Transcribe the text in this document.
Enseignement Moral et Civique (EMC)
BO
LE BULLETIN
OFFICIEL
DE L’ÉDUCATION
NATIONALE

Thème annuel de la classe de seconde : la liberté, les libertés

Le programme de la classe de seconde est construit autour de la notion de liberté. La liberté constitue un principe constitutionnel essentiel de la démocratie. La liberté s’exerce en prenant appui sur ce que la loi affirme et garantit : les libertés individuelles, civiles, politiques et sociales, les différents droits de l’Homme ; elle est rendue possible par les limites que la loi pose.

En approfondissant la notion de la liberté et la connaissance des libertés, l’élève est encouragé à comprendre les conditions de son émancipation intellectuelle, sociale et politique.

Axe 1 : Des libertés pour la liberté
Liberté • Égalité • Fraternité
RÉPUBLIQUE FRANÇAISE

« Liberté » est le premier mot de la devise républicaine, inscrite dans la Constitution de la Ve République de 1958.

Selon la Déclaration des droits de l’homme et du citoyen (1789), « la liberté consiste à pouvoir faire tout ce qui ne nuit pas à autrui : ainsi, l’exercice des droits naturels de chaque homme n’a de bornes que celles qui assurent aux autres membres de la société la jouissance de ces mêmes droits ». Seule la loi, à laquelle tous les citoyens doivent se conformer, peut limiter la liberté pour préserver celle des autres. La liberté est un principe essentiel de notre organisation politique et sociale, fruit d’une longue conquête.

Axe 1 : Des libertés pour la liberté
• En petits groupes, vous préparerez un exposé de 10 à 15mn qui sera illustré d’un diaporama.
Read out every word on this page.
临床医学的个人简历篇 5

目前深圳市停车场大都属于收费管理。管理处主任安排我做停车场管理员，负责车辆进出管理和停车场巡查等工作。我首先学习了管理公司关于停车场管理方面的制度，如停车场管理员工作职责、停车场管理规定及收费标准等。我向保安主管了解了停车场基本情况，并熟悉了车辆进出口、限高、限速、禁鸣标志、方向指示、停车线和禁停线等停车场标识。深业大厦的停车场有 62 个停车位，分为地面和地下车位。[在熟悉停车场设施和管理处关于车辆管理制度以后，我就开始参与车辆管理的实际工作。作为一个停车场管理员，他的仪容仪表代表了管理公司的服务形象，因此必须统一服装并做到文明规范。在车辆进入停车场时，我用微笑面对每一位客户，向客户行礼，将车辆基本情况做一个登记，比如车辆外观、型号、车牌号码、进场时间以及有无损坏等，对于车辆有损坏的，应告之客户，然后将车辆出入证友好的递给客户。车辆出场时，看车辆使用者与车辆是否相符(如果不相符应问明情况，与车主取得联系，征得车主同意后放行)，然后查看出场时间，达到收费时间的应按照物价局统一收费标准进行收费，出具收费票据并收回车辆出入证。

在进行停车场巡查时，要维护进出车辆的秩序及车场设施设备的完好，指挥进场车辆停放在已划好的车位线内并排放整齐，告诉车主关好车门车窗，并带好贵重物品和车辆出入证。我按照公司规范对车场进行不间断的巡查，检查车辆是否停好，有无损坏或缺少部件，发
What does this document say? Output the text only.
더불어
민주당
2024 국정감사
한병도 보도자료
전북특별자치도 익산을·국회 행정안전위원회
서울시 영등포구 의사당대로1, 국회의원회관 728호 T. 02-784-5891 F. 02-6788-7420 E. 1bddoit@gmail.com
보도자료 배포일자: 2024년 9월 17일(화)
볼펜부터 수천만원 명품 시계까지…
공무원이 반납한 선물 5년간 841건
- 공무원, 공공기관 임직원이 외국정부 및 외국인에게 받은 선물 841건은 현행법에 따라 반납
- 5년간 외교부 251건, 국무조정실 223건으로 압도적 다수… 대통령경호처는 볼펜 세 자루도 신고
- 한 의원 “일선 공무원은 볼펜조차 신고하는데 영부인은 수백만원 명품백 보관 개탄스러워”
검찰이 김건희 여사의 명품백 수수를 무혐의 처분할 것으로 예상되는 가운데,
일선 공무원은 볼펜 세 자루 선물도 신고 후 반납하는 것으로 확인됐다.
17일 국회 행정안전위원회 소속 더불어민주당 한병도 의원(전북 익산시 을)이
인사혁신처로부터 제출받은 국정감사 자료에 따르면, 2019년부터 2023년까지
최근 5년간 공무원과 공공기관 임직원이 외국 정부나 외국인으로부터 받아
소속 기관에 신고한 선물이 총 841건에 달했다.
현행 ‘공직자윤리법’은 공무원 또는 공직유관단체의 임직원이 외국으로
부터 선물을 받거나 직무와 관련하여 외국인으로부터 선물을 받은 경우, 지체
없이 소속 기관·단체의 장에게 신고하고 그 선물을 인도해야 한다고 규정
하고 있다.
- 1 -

********************

**TO BE DONE**
Report only the number of lines in the listing that contain the word "행정안전위원회".

**TASK SOLUTION**
2